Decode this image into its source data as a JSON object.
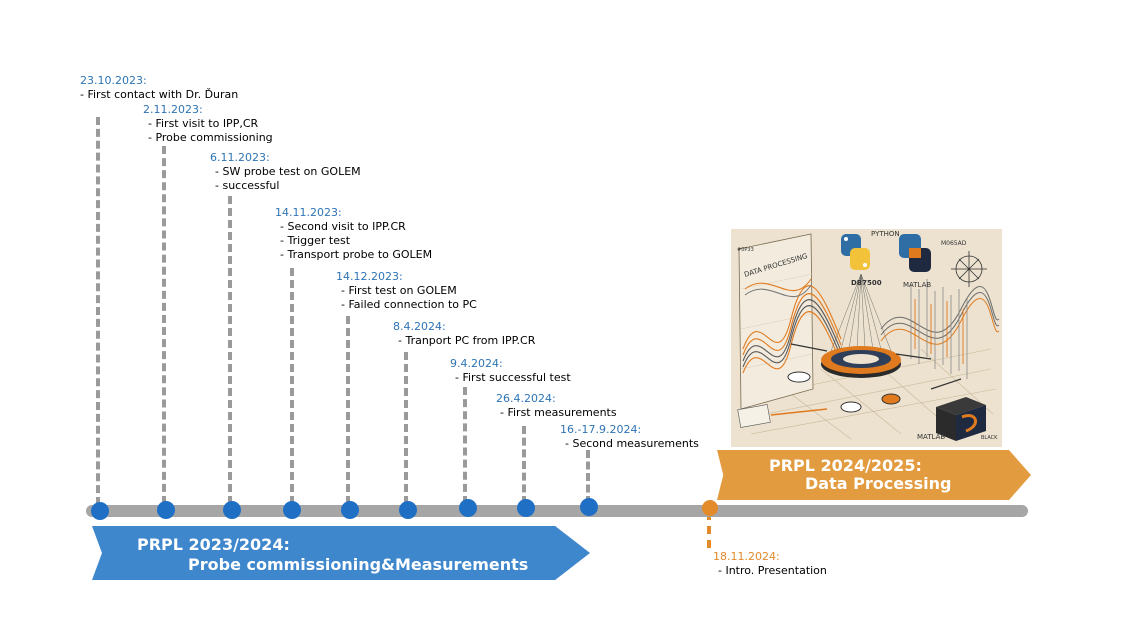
{
  "events": [
    {
      "date": "23.10.2023:",
      "items": [
        "-  First contact with Dr. Ďuran"
      ]
    },
    {
      "date": "2.11.2023:",
      "items": [
        "- First visit to IPP,CR",
        "- Probe commissioning"
      ]
    },
    {
      "date": "6.11.2023:",
      "items": [
        "- SW probe test on GOLEM",
        "- successful"
      ]
    },
    {
      "date": "14.11.2023:",
      "items": [
        "- Second visit to IPP.CR",
        "- Trigger test",
        "- Transport probe to GOLEM"
      ]
    },
    {
      "date": "14.12.2023:",
      "items": [
        "- First test on GOLEM",
        "- Failed connection to PC"
      ]
    },
    {
      "date": "8.4.2024:",
      "items": [
        "- Tranport PC from IPP.CR"
      ]
    },
    {
      "date": "9.4.2024:",
      "items": [
        "- First successful test"
      ]
    },
    {
      "date": "26.4.2024:",
      "items": [
        "- First measurements"
      ]
    },
    {
      "date": "16.-17.9.2024:",
      "items": [
        "- Second measurements"
      ]
    }
  ],
  "future_event": {
    "date": "18.11.2024:",
    "items": [
      "- Intro. Presentation"
    ]
  },
  "phase1": {
    "line1": "PRPL 2023/2024:",
    "line2": "Probe commissioning&Measurements"
  },
  "phase2": {
    "line1": "PRPL 2024/2025:",
    "line2": "Data Processing"
  },
  "illustration": {
    "labels": {
      "data_processing": "DATA PROCESSING",
      "python": "PYTHON",
      "db7500": "DB7500",
      "matlab": "MATLAB",
      "matlab2": "MATLAB",
      "black": "BLACK",
      "code1": "#0P33",
      "code2": "M065AD"
    }
  },
  "colors": {
    "date_blue": "#2e74b5",
    "date_orange": "#e38a2a",
    "dot_blue": "#1f6fc5",
    "axis_gray": "#a6a6a6",
    "phase1_blue": "#3f87cc",
    "phase2_orange": "#e39b3f"
  }
}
--------------------------------------------------
• WHAT IS EXPECTED:
Give an exact copy of the material, leaving out every picture.

• ANSWER TO THIS PROBLEM:
Decode this image into its source data as a JSON object.
{
  "events": [
    {
      "date": "23.10.2023:",
      "items": [
        "-  First contact with Dr. Ďuran"
      ]
    },
    {
      "date": "2.11.2023:",
      "items": [
        "- First visit to IPP,CR",
        "- Probe commissioning"
      ]
    },
    {
      "date": "6.11.2023:",
      "items": [
        "- SW probe test on GOLEM",
        "- successful"
      ]
    },
    {
      "date": "14.11.2023:",
      "items": [
        "- Second visit to IPP.CR",
        "- Trigger test",
        "- Transport probe to GOLEM"
      ]
    },
    {
      "date": "14.12.2023:",
      "items": [
        "- First test on GOLEM",
        "- Failed connection to PC"
      ]
    },
    {
      "date": "8.4.2024:",
      "items": [
        "- Tranport PC from IPP.CR"
      ]
    },
    {
      "date": "9.4.2024:",
      "items": [
        "- First successful test"
      ]
    },
    {
      "date": "26.4.2024:",
      "items": [
        "- First measurements"
      ]
    },
    {
      "date": "16.-17.9.2024:",
      "items": [
        "- Second measurements"
      ]
    }
  ],
  "future_event": {
    "date": "18.11.2024:",
    "items": [
      "- Intro. Presentation"
    ]
  },
  "phase1": {
    "line1": "PRPL 2023/2024:",
    "line2": "Probe commissioning&Measurements"
  },
  "phase2": {
    "line1": "PRPL 2024/2025:",
    "line2": "Data Processing"
  },
  "illustration": {
    "labels": {
      "data_processing": "DATA PROCESSING",
      "python": "PYTHON",
      "db7500": "DB7500",
      "matlab": "MATLAB",
      "matlab2": "MATLAB",
      "black": "BLACK",
      "code1": "#0P33",
      "code2": "M065AD"
    }
  },
  "colors": {
    "date_blue": "#2e74b5",
    "date_orange": "#e38a2a",
    "dot_blue": "#1f6fc5",
    "axis_gray": "#a6a6a6",
    "phase1_blue": "#3f87cc",
    "phase2_orange": "#e39b3f"
  }
}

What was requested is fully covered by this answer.